● WORK INSTRUCTIONS:
Output each line exactly as it appears, skipping any embedded picture.

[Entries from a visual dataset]
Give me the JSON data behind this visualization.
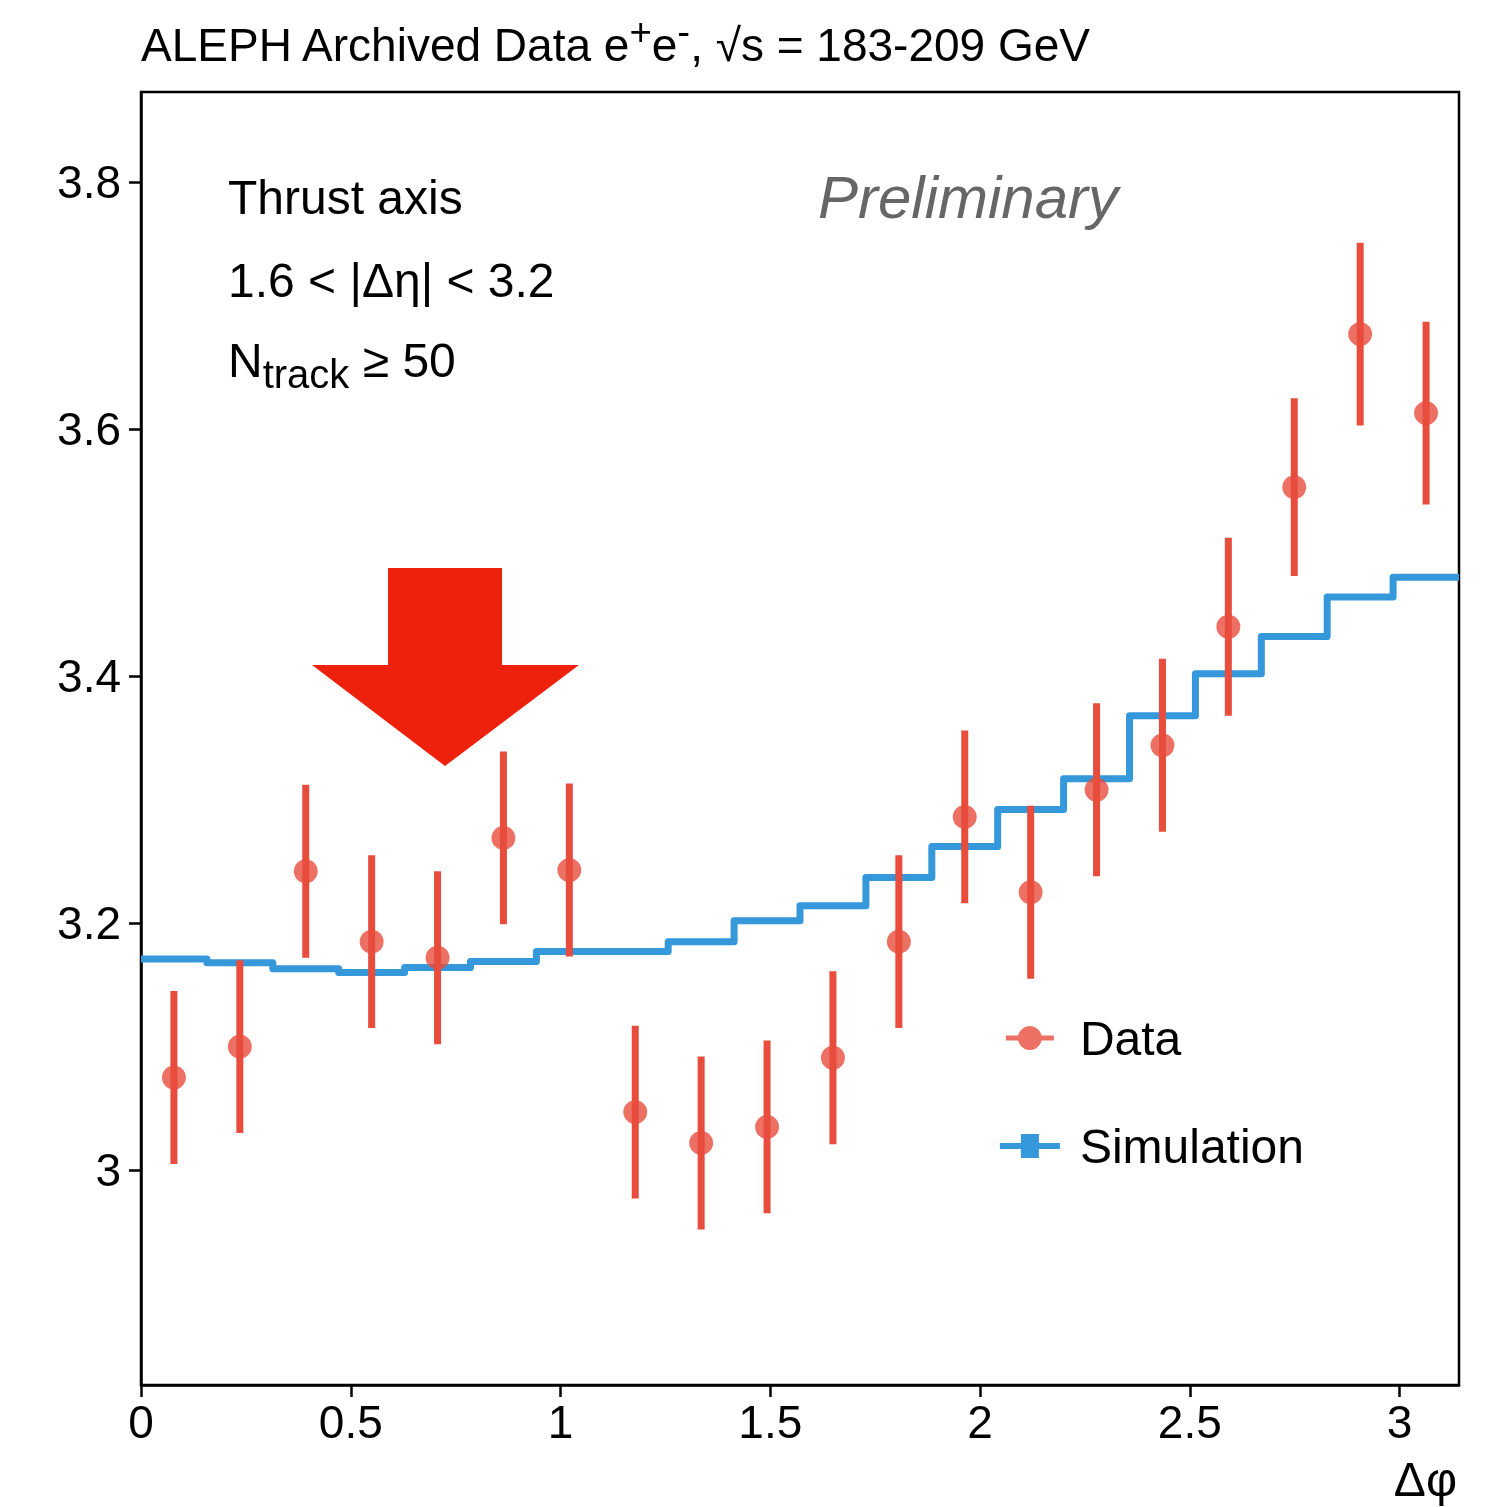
{
  "chart_data": {
    "type": "scatter",
    "title": "ALEPH Archived Data e$^{+}$e$^{-}$, √s = 183-209 GeV",
    "xlabel": "Δφ",
    "annotations": [
      "Thrust axis",
      "1.6 < |Δη| < 3.2",
      "N$_{track}$ ≥ 50",
      "Preliminary"
    ],
    "x": [
      0.0785,
      0.2356,
      0.3927,
      0.5498,
      0.7069,
      0.8639,
      1.021,
      1.1781,
      1.3352,
      1.4923,
      1.6493,
      1.8064,
      1.9635,
      2.1206,
      2.2777,
      2.4347,
      2.5918,
      2.7489,
      2.906,
      3.0631
    ],
    "series": [
      {
        "name": "Data",
        "marker": "circle",
        "color": "#e74c3c",
        "values": [
          3.075,
          3.1,
          3.242,
          3.185,
          3.172,
          3.269,
          3.243,
          3.047,
          3.022,
          3.035,
          3.091,
          3.185,
          3.286,
          3.225,
          3.308,
          3.344,
          3.44,
          3.553,
          3.677,
          3.613
        ],
        "errors": [
          0.07,
          0.07,
          0.07,
          0.07,
          0.07,
          0.07,
          0.07,
          0.07,
          0.07,
          0.07,
          0.07,
          0.07,
          0.07,
          0.07,
          0.07,
          0.07,
          0.072,
          0.072,
          0.074,
          0.074
        ]
      },
      {
        "name": "Simulation",
        "type": "histogram",
        "color": "#3498db",
        "bins": [
          0,
          0.1571,
          0.3142,
          0.4712,
          0.6283,
          0.7854,
          0.9425,
          1.0996,
          1.2566,
          1.4137,
          1.5708,
          1.7279,
          1.885,
          2.042,
          2.1991,
          2.3562,
          2.5133,
          2.6704,
          2.8274,
          2.9845,
          3.1416
        ],
        "values": [
          3.171,
          3.168,
          3.163,
          3.16,
          3.164,
          3.169,
          3.177,
          3.177,
          3.185,
          3.202,
          3.214,
          3.237,
          3.262,
          3.292,
          3.317,
          3.368,
          3.402,
          3.432,
          3.464,
          3.48
        ]
      }
    ],
    "xlim": [
      0,
      3.1416
    ],
    "xticks": [
      0,
      0.5,
      1,
      1.5,
      2,
      2.5,
      3
    ],
    "ylim": [
      2.826,
      3.873
    ],
    "yticks": [
      3,
      3.2,
      3.4,
      3.6,
      3.8
    ],
    "legend": "bottom right"
  }
}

● THE COMPLETED TASK:
Give me the JSON data behind this visualization.
{
  "chart_data": {
    "type": "scatter",
    "title": "ALEPH Archived Data e$^{+}$e$^{-}$, √s = 183-209 GeV",
    "xlabel": "Δφ",
    "annotations": [
      "Thrust axis",
      "1.6 < |Δη| < 3.2",
      "N$_{track}$ ≥ 50",
      "Preliminary"
    ],
    "x": [
      0.0785,
      0.2356,
      0.3927,
      0.5498,
      0.7069,
      0.8639,
      1.021,
      1.1781,
      1.3352,
      1.4923,
      1.6493,
      1.8064,
      1.9635,
      2.1206,
      2.2777,
      2.4347,
      2.5918,
      2.7489,
      2.906,
      3.0631
    ],
    "series": [
      {
        "name": "Data",
        "marker": "circle",
        "color": "#e74c3c",
        "values": [
          3.075,
          3.1,
          3.242,
          3.185,
          3.172,
          3.269,
          3.243,
          3.047,
          3.022,
          3.035,
          3.091,
          3.185,
          3.286,
          3.225,
          3.308,
          3.344,
          3.44,
          3.553,
          3.677,
          3.613
        ],
        "errors": [
          0.07,
          0.07,
          0.07,
          0.07,
          0.07,
          0.07,
          0.07,
          0.07,
          0.07,
          0.07,
          0.07,
          0.07,
          0.07,
          0.07,
          0.07,
          0.07,
          0.072,
          0.072,
          0.074,
          0.074
        ]
      },
      {
        "name": "Simulation",
        "type": "histogram",
        "color": "#3498db",
        "bins": [
          0,
          0.1571,
          0.3142,
          0.4712,
          0.6283,
          0.7854,
          0.9425,
          1.0996,
          1.2566,
          1.4137,
          1.5708,
          1.7279,
          1.885,
          2.042,
          2.1991,
          2.3562,
          2.5133,
          2.6704,
          2.8274,
          2.9845,
          3.1416
        ],
        "values": [
          3.171,
          3.168,
          3.163,
          3.16,
          3.164,
          3.169,
          3.177,
          3.177,
          3.185,
          3.202,
          3.214,
          3.237,
          3.262,
          3.292,
          3.317,
          3.368,
          3.402,
          3.432,
          3.464,
          3.48
        ]
      }
    ],
    "xlim": [
      0,
      3.1416
    ],
    "xticks": [
      0,
      0.5,
      1,
      1.5,
      2,
      2.5,
      3
    ],
    "ylim": [
      2.826,
      3.873
    ],
    "yticks": [
      3,
      3.2,
      3.4,
      3.6,
      3.8
    ],
    "legend": "bottom right"
  }
}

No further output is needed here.